___ DATA RECORDS

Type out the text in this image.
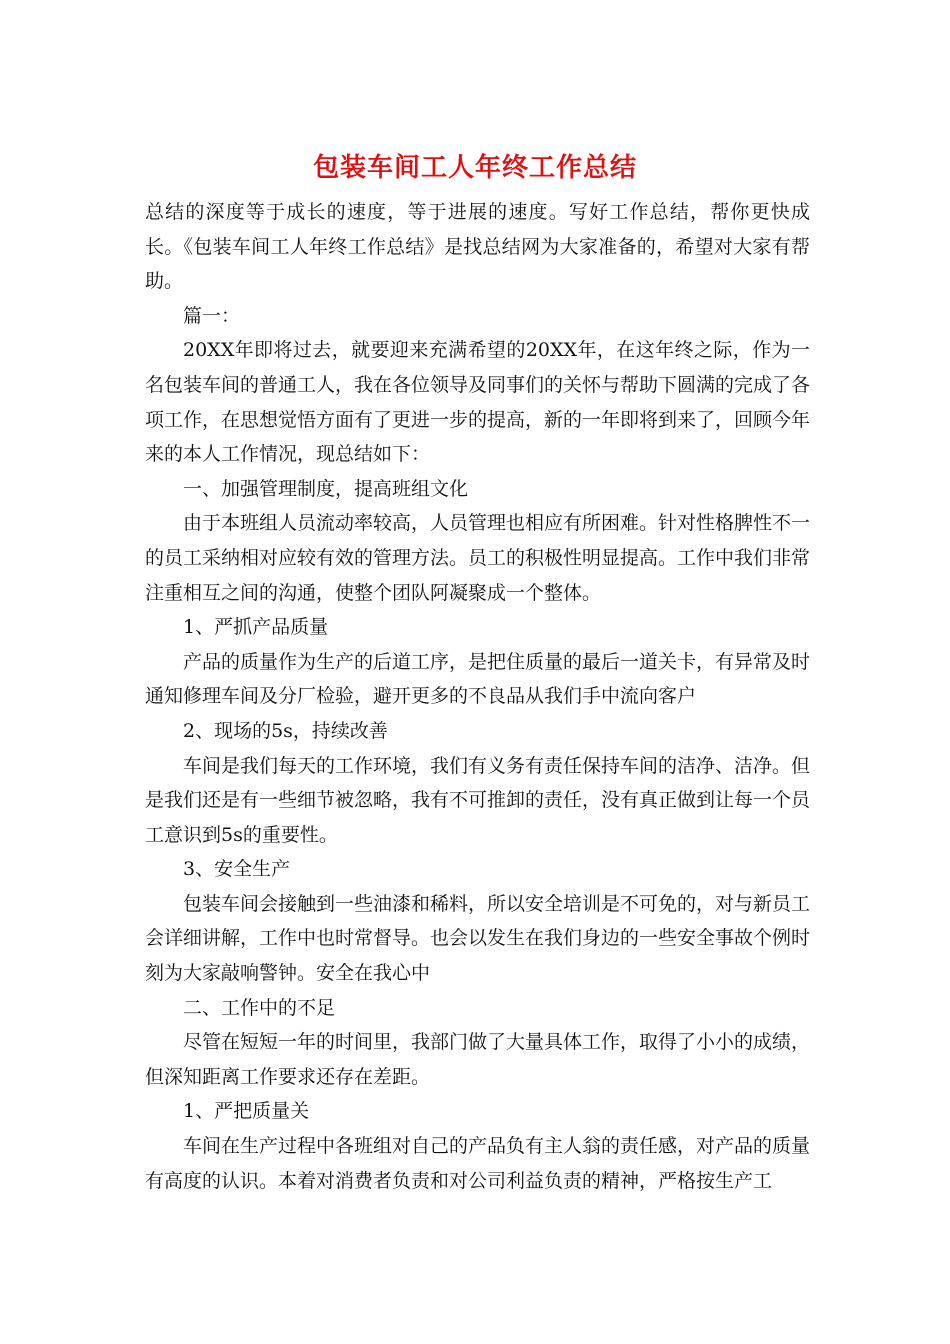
包装车间工人年终工作总结

总结的深度等于成长的速度，等于进展的速度。写好工作总结，帮你更快成长。《包装车间工人年终工作总结》是找总结网为大家准备的，希望对大家有帮助。

篇一：

20XX年即将过去，就要迎来充满希望的20XX年，在这年终之际，作为一名包装车间的普通工人，我在各位领导及同事们的关怀与帮助下圆满的完成了各项工作，在思想觉悟方面有了更进一步的提高，新的一年即将到来了，回顾今年来的本人工作情况，现总结如下：

一、加强管理制度，提高班组文化

由于本班组人员流动率较高，人员管理也相应有所困难。针对性格脾性不一的员工采纳相对应较有效的管理方法。员工的积极性明显提高。工作中我们非常注重相互之间的沟通，使整个团队阿凝聚成一个整体。

1、严抓产品质量

产品的质量作为生产的后道工序，是把住质量的最后一道关卡，有异常及时通知修理车间及分厂检验，避开更多的不良品从我们手中流向客户

2、现场的5s，持续改善

车间是我们每天的工作环境，我们有义务有责任保持车间的洁净、洁净。但是我们还是有一些细节被忽略，我有不可推卸的责任，没有真正做到让每一个员工意识到5s的重要性。

3、安全生产

包装车间会接触到一些油漆和稀料，所以安全培训是不可免的，对与新员工会详细讲解，工作中也时常督导。也会以发生在我们身边的一些安全事故个例时刻为大家敲响警钟。安全在我心中

二、工作中的不足

尽管在短短一年的时间里，我部门做了大量具体工作，取得了小小的成绩，但深知距离工作要求还存在差距。

1、严把质量关

车间在生产过程中各班组对自己的产品负有主人翁的责任感，对产品的质量有高度的认识。本着对消费者负责和对公司利益负责的精神，严格按生产工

______

YOUR INSTRUCTIONS: Leave the pictures out and output the rest of the listing exactly.

TASK RESULT:
Type out the text in this image.
包装车间工人年终工作总结

总结的深度等于成长的速度，等于进展的速度。写好工作总结，帮你更快成长。《包装车间工人年终工作总结》是找总结网为大家准备的，希望对大家有帮助。

篇一：

20XX年即将过去，就要迎来充满希望的20XX年，在这年终之际，作为一名包装车间的普通工人，我在各位领导及同事们的关怀与帮助下圆满的完成了各项工作，在思想觉悟方面有了更进一步的提高，新的一年即将到来了，回顾今年来的本人工作情况，现总结如下：

一、加强管理制度，提高班组文化

由于本班组人员流动率较高，人员管理也相应有所困难。针对性格脾性不一的员工采纳相对应较有效的管理方法。员工的积极性明显提高。工作中我们非常注重相互之间的沟通，使整个团队阿凝聚成一个整体。

1、严抓产品质量

产品的质量作为生产的后道工序，是把住质量的最后一道关卡，有异常及时通知修理车间及分厂检验，避开更多的不良品从我们手中流向客户

2、现场的5s，持续改善

车间是我们每天的工作环境，我们有义务有责任保持车间的洁净、洁净。但是我们还是有一些细节被忽略，我有不可推卸的责任，没有真正做到让每一个员工意识到5s的重要性。

3、安全生产

包装车间会接触到一些油漆和稀料，所以安全培训是不可免的，对与新员工会详细讲解，工作中也时常督导。也会以发生在我们身边的一些安全事故个例时刻为大家敲响警钟。安全在我心中

二、工作中的不足

尽管在短短一年的时间里，我部门做了大量具体工作，取得了小小的成绩，但深知距离工作要求还存在差距。

1、严把质量关

车间在生产过程中各班组对自己的产品负有主人翁的责任感，对产品的质量有高度的认识。本着对消费者负责和对公司利益负责的精神，严格按生产工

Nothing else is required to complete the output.